Items from a dataset
━━━━━━━━━━━━━━━━━━━━

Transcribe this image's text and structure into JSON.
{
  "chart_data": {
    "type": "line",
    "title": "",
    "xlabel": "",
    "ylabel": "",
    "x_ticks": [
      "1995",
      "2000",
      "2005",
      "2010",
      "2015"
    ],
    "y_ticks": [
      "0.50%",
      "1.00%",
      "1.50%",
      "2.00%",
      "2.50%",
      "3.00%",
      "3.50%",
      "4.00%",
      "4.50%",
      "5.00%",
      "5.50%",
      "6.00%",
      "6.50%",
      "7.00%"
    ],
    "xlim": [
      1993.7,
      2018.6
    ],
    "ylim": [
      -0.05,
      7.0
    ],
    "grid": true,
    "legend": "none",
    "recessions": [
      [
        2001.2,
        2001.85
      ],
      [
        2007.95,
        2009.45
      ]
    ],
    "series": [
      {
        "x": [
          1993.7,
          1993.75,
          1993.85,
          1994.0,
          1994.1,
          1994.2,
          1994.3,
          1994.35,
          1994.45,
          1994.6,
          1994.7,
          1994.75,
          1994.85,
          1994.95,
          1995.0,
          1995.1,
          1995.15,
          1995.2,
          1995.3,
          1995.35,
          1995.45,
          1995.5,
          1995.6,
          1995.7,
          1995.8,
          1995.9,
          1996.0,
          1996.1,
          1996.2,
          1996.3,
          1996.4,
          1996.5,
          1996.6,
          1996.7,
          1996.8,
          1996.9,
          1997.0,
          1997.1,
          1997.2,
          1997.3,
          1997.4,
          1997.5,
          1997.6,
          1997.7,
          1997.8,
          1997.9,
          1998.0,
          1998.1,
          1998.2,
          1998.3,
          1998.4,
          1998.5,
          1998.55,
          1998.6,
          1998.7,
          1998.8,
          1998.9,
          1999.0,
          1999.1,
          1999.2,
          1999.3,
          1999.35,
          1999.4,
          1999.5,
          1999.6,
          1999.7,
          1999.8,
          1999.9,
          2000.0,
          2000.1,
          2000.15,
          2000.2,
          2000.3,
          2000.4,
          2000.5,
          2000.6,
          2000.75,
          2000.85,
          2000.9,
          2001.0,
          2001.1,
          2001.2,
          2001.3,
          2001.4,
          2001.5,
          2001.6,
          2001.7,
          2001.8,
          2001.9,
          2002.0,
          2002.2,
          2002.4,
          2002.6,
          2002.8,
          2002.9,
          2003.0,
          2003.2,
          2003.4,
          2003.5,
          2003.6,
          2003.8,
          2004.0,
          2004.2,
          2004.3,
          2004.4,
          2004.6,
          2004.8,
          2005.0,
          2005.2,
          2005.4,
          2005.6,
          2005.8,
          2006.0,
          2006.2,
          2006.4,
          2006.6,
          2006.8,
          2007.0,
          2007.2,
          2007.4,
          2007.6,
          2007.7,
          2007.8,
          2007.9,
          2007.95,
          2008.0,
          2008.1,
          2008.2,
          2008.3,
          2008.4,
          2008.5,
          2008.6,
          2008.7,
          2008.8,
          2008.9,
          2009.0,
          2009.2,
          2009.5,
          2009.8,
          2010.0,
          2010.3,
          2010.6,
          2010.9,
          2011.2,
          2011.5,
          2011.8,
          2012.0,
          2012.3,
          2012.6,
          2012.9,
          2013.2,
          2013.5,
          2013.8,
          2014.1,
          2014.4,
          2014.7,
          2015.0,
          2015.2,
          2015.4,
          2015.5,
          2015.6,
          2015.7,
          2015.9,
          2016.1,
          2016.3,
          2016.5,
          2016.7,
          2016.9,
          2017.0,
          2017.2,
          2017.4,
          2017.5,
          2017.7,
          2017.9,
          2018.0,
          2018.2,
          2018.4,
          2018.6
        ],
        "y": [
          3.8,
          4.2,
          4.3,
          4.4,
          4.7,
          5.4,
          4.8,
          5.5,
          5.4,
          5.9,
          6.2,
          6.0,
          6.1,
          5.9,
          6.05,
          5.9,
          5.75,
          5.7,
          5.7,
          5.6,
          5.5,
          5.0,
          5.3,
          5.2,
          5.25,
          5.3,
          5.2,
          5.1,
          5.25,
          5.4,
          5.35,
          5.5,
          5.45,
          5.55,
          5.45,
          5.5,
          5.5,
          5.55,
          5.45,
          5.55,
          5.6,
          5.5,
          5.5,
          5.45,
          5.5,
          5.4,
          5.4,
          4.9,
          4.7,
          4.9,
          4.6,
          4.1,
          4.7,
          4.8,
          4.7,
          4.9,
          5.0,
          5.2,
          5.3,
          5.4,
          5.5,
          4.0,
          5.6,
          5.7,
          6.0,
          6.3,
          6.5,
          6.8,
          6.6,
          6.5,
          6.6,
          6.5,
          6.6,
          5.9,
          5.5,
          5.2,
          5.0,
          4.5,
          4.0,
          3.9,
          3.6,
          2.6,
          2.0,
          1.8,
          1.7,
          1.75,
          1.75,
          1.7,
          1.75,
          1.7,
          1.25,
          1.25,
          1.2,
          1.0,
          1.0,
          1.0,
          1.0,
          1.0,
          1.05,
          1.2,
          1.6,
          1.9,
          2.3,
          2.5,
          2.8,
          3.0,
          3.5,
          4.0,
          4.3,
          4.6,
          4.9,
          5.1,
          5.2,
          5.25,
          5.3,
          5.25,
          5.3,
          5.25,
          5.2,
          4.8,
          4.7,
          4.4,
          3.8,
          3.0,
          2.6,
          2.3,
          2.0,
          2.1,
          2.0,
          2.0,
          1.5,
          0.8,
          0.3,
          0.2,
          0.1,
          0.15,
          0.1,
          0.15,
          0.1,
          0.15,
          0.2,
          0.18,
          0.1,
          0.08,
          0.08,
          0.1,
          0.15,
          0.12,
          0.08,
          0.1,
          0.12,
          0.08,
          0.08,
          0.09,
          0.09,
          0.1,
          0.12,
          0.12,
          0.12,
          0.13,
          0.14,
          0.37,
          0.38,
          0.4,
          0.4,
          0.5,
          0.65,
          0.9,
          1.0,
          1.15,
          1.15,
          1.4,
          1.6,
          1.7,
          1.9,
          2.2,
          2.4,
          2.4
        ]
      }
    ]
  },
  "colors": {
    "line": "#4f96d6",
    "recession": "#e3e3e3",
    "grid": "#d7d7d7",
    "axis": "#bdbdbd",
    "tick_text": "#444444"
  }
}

━━━━━━━━━━━━━━━━━━━━

WHAT TO DO
Please reproduce all of the entries exactly as they stand.

SOLUTION TO THIS EXERCISE
Transcribe this image's text and structure into JSON.
{
  "chart_data": {
    "type": "line",
    "title": "",
    "xlabel": "",
    "ylabel": "",
    "x_ticks": [
      "1995",
      "2000",
      "2005",
      "2010",
      "2015"
    ],
    "y_ticks": [
      "0.50%",
      "1.00%",
      "1.50%",
      "2.00%",
      "2.50%",
      "3.00%",
      "3.50%",
      "4.00%",
      "4.50%",
      "5.00%",
      "5.50%",
      "6.00%",
      "6.50%",
      "7.00%"
    ],
    "xlim": [
      1993.7,
      2018.6
    ],
    "ylim": [
      -0.05,
      7.0
    ],
    "grid": true,
    "legend": "none",
    "recessions": [
      [
        2001.2,
        2001.85
      ],
      [
        2007.95,
        2009.45
      ]
    ],
    "series": [
      {
        "x": [
          1993.7,
          1993.75,
          1993.85,
          1994.0,
          1994.1,
          1994.2,
          1994.3,
          1994.35,
          1994.45,
          1994.6,
          1994.7,
          1994.75,
          1994.85,
          1994.95,
          1995.0,
          1995.1,
          1995.15,
          1995.2,
          1995.3,
          1995.35,
          1995.45,
          1995.5,
          1995.6,
          1995.7,
          1995.8,
          1995.9,
          1996.0,
          1996.1,
          1996.2,
          1996.3,
          1996.4,
          1996.5,
          1996.6,
          1996.7,
          1996.8,
          1996.9,
          1997.0,
          1997.1,
          1997.2,
          1997.3,
          1997.4,
          1997.5,
          1997.6,
          1997.7,
          1997.8,
          1997.9,
          1998.0,
          1998.1,
          1998.2,
          1998.3,
          1998.4,
          1998.5,
          1998.55,
          1998.6,
          1998.7,
          1998.8,
          1998.9,
          1999.0,
          1999.1,
          1999.2,
          1999.3,
          1999.35,
          1999.4,
          1999.5,
          1999.6,
          1999.7,
          1999.8,
          1999.9,
          2000.0,
          2000.1,
          2000.15,
          2000.2,
          2000.3,
          2000.4,
          2000.5,
          2000.6,
          2000.75,
          2000.85,
          2000.9,
          2001.0,
          2001.1,
          2001.2,
          2001.3,
          2001.4,
          2001.5,
          2001.6,
          2001.7,
          2001.8,
          2001.9,
          2002.0,
          2002.2,
          2002.4,
          2002.6,
          2002.8,
          2002.9,
          2003.0,
          2003.2,
          2003.4,
          2003.5,
          2003.6,
          2003.8,
          2004.0,
          2004.2,
          2004.3,
          2004.4,
          2004.6,
          2004.8,
          2005.0,
          2005.2,
          2005.4,
          2005.6,
          2005.8,
          2006.0,
          2006.2,
          2006.4,
          2006.6,
          2006.8,
          2007.0,
          2007.2,
          2007.4,
          2007.6,
          2007.7,
          2007.8,
          2007.9,
          2007.95,
          2008.0,
          2008.1,
          2008.2,
          2008.3,
          2008.4,
          2008.5,
          2008.6,
          2008.7,
          2008.8,
          2008.9,
          2009.0,
          2009.2,
          2009.5,
          2009.8,
          2010.0,
          2010.3,
          2010.6,
          2010.9,
          2011.2,
          2011.5,
          2011.8,
          2012.0,
          2012.3,
          2012.6,
          2012.9,
          2013.2,
          2013.5,
          2013.8,
          2014.1,
          2014.4,
          2014.7,
          2015.0,
          2015.2,
          2015.4,
          2015.5,
          2015.6,
          2015.7,
          2015.9,
          2016.1,
          2016.3,
          2016.5,
          2016.7,
          2016.9,
          2017.0,
          2017.2,
          2017.4,
          2017.5,
          2017.7,
          2017.9,
          2018.0,
          2018.2,
          2018.4,
          2018.6
        ],
        "y": [
          3.8,
          4.2,
          4.3,
          4.4,
          4.7,
          5.4,
          4.8,
          5.5,
          5.4,
          5.9,
          6.2,
          6.0,
          6.1,
          5.9,
          6.05,
          5.9,
          5.75,
          5.7,
          5.7,
          5.6,
          5.5,
          5.0,
          5.3,
          5.2,
          5.25,
          5.3,
          5.2,
          5.1,
          5.25,
          5.4,
          5.35,
          5.5,
          5.45,
          5.55,
          5.45,
          5.5,
          5.5,
          5.55,
          5.45,
          5.55,
          5.6,
          5.5,
          5.5,
          5.45,
          5.5,
          5.4,
          5.4,
          4.9,
          4.7,
          4.9,
          4.6,
          4.1,
          4.7,
          4.8,
          4.7,
          4.9,
          5.0,
          5.2,
          5.3,
          5.4,
          5.5,
          4.0,
          5.6,
          5.7,
          6.0,
          6.3,
          6.5,
          6.8,
          6.6,
          6.5,
          6.6,
          6.5,
          6.6,
          5.9,
          5.5,
          5.2,
          5.0,
          4.5,
          4.0,
          3.9,
          3.6,
          2.6,
          2.0,
          1.8,
          1.7,
          1.75,
          1.75,
          1.7,
          1.75,
          1.7,
          1.25,
          1.25,
          1.2,
          1.0,
          1.0,
          1.0,
          1.0,
          1.0,
          1.05,
          1.2,
          1.6,
          1.9,
          2.3,
          2.5,
          2.8,
          3.0,
          3.5,
          4.0,
          4.3,
          4.6,
          4.9,
          5.1,
          5.2,
          5.25,
          5.3,
          5.25,
          5.3,
          5.25,
          5.2,
          4.8,
          4.7,
          4.4,
          3.8,
          3.0,
          2.6,
          2.3,
          2.0,
          2.1,
          2.0,
          2.0,
          1.5,
          0.8,
          0.3,
          0.2,
          0.1,
          0.15,
          0.1,
          0.15,
          0.1,
          0.15,
          0.2,
          0.18,
          0.1,
          0.08,
          0.08,
          0.1,
          0.15,
          0.12,
          0.08,
          0.1,
          0.12,
          0.08,
          0.08,
          0.09,
          0.09,
          0.1,
          0.12,
          0.12,
          0.12,
          0.13,
          0.14,
          0.37,
          0.38,
          0.4,
          0.4,
          0.5,
          0.65,
          0.9,
          1.0,
          1.15,
          1.15,
          1.4,
          1.6,
          1.7,
          1.9,
          2.2,
          2.4,
          2.4
        ]
      }
    ]
  },
  "colors": {
    "line": "#4f96d6",
    "recession": "#e3e3e3",
    "grid": "#d7d7d7",
    "axis": "#bdbdbd",
    "tick_text": "#444444"
  }
}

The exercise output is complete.